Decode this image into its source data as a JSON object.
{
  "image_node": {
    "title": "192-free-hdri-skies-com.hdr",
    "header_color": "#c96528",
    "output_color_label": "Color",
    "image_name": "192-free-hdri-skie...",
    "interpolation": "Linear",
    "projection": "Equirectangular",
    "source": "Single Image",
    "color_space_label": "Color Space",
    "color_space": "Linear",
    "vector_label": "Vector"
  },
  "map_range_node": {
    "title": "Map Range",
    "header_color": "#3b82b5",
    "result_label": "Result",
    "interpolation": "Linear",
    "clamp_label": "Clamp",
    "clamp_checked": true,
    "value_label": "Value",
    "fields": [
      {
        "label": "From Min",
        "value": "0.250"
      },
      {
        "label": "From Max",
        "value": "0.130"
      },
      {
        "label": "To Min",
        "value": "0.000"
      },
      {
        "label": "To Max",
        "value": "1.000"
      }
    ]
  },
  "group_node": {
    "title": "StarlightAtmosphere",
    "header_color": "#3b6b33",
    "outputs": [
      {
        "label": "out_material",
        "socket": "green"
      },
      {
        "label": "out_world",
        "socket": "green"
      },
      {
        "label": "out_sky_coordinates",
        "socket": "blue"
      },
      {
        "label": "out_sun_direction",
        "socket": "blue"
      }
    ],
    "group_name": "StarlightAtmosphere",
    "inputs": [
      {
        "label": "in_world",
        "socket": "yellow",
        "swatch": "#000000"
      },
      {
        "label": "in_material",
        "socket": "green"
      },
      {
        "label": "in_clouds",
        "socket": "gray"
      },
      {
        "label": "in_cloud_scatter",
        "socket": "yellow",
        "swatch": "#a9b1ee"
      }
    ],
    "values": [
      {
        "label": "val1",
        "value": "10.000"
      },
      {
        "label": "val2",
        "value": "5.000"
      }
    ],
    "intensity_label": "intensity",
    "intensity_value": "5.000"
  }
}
☆ ☆ ☆ ☆ ☆
Set task: Pick out the lines that have the word "source". Copy them all.

Answer to this task:
Decode this image into its source data as a JSON object.
    "source": "Single Image",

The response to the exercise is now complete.